Copy whichever lines contain the string "page".
'''
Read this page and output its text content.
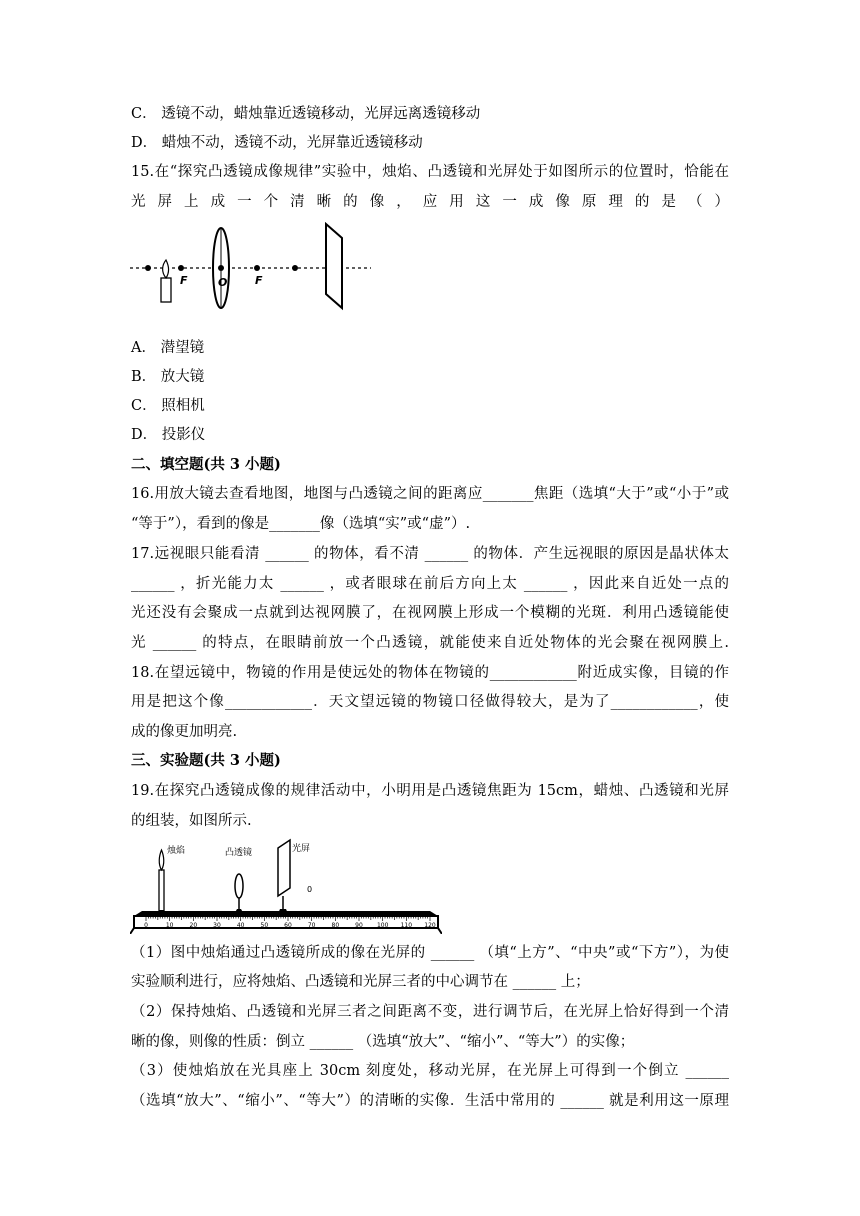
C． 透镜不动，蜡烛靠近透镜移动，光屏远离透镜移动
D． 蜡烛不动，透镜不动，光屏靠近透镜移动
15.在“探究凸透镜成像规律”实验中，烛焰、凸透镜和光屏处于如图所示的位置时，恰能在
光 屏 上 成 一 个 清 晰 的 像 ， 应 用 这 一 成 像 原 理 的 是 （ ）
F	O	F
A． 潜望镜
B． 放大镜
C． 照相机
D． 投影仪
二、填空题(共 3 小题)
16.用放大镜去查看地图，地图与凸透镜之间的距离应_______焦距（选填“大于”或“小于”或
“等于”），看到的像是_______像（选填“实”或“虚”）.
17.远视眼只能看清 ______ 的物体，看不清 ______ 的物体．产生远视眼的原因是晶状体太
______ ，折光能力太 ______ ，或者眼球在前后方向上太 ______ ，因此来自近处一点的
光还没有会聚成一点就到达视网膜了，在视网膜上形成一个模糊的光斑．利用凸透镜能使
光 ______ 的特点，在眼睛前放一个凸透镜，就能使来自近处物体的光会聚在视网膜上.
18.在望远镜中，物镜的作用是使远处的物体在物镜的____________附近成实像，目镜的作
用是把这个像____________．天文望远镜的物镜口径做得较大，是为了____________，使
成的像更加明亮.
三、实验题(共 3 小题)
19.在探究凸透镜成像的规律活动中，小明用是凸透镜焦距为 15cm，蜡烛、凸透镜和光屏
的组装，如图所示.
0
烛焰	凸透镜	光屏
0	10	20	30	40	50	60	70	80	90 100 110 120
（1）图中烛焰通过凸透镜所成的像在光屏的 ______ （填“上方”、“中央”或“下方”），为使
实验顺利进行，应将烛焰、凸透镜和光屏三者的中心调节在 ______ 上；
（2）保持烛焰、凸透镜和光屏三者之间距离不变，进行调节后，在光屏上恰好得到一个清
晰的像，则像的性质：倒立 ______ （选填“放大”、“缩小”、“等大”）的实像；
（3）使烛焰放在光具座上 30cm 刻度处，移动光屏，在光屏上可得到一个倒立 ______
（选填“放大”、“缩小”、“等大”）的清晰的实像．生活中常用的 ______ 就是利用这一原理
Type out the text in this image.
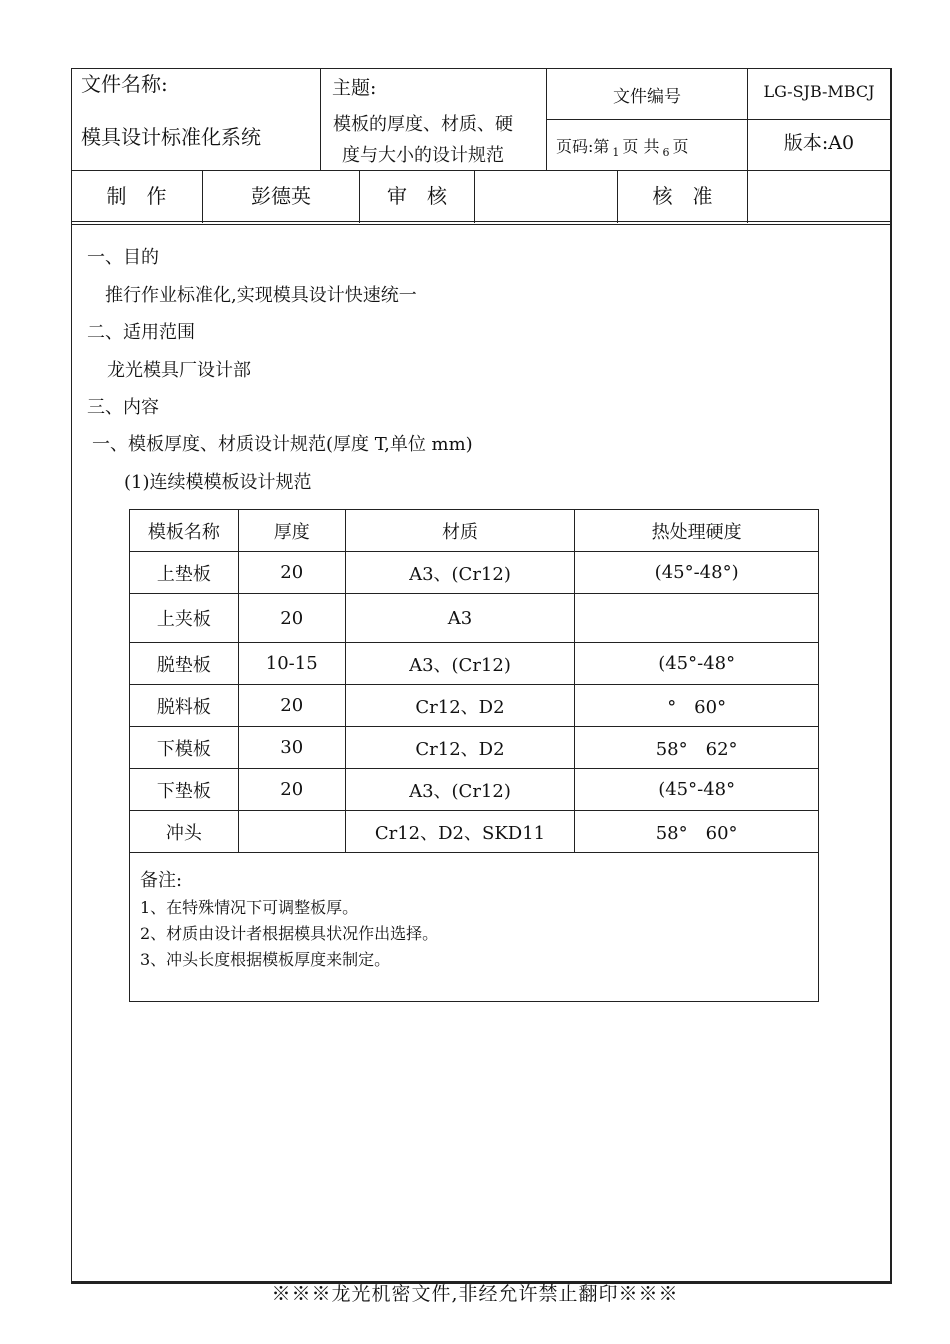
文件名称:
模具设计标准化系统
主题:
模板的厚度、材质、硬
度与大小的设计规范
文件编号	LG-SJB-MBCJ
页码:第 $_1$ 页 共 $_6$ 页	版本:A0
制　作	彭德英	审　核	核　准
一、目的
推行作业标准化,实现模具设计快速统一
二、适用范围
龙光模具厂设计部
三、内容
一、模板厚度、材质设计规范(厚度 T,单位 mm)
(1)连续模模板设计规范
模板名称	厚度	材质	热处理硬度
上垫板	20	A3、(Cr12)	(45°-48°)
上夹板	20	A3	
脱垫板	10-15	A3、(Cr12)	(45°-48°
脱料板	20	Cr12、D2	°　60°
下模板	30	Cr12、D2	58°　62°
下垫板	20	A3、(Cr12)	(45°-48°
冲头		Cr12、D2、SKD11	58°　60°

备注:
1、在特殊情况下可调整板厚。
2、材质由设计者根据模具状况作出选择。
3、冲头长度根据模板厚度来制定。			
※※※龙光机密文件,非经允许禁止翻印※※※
'''
'''
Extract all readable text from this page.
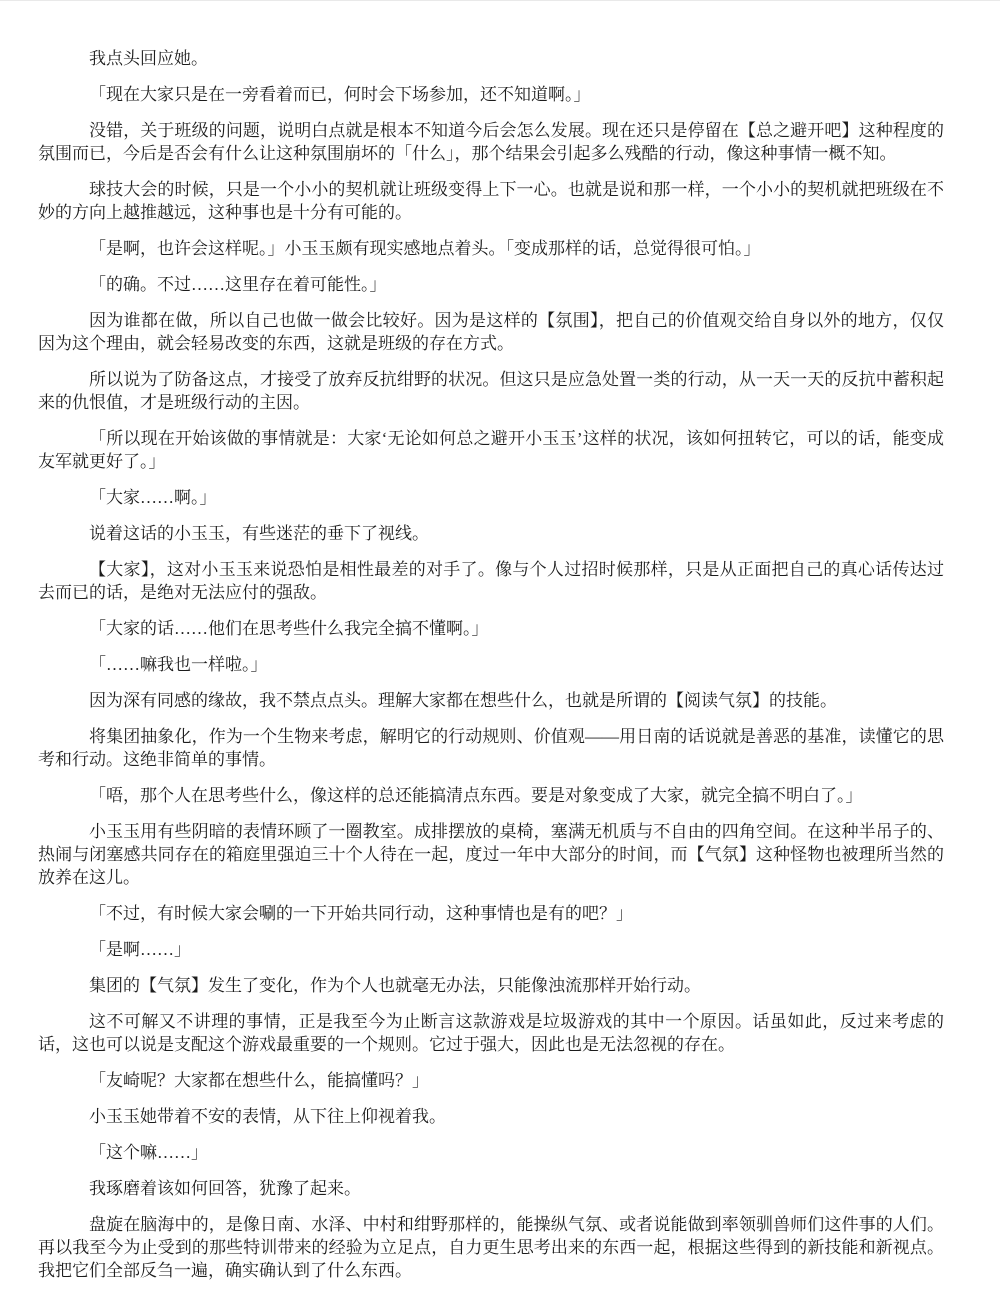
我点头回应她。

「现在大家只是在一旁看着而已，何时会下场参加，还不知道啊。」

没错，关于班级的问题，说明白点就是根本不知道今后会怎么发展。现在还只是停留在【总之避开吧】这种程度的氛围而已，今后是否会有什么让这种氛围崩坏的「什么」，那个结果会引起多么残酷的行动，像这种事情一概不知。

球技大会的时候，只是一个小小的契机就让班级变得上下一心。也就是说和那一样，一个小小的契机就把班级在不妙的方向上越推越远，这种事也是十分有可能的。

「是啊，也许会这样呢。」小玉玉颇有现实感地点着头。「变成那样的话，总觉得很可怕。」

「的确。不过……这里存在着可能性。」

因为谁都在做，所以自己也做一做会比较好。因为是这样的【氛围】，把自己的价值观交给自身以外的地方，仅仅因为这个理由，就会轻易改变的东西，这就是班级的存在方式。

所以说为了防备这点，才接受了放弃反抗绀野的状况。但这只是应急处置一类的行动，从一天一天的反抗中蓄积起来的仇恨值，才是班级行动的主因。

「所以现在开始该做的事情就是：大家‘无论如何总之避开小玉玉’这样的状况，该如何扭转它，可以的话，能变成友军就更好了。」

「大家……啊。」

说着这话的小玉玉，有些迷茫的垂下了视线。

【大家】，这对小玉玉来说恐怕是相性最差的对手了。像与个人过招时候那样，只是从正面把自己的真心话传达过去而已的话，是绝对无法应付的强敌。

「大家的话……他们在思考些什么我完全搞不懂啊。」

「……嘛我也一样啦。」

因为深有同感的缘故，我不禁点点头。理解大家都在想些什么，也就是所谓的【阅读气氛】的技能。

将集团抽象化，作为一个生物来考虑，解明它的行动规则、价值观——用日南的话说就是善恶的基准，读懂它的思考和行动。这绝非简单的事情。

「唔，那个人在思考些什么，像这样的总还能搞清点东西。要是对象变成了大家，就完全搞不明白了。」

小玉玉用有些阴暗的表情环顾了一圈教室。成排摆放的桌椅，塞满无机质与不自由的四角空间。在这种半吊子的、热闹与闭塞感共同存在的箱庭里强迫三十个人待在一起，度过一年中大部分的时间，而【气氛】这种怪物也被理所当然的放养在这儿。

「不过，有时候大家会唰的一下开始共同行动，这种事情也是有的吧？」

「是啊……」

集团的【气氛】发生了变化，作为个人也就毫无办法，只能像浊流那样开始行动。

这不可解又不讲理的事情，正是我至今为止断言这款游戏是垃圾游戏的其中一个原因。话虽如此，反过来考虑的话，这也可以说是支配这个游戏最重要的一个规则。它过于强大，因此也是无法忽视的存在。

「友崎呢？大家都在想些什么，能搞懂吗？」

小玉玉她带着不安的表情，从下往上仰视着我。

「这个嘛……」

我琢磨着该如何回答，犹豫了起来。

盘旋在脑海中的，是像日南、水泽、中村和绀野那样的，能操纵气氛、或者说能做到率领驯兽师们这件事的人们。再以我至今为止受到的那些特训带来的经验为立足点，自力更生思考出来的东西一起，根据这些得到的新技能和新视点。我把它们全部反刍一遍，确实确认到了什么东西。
'''
[Finished task]
Read this page and output its text content.
Extract all readable text from this page.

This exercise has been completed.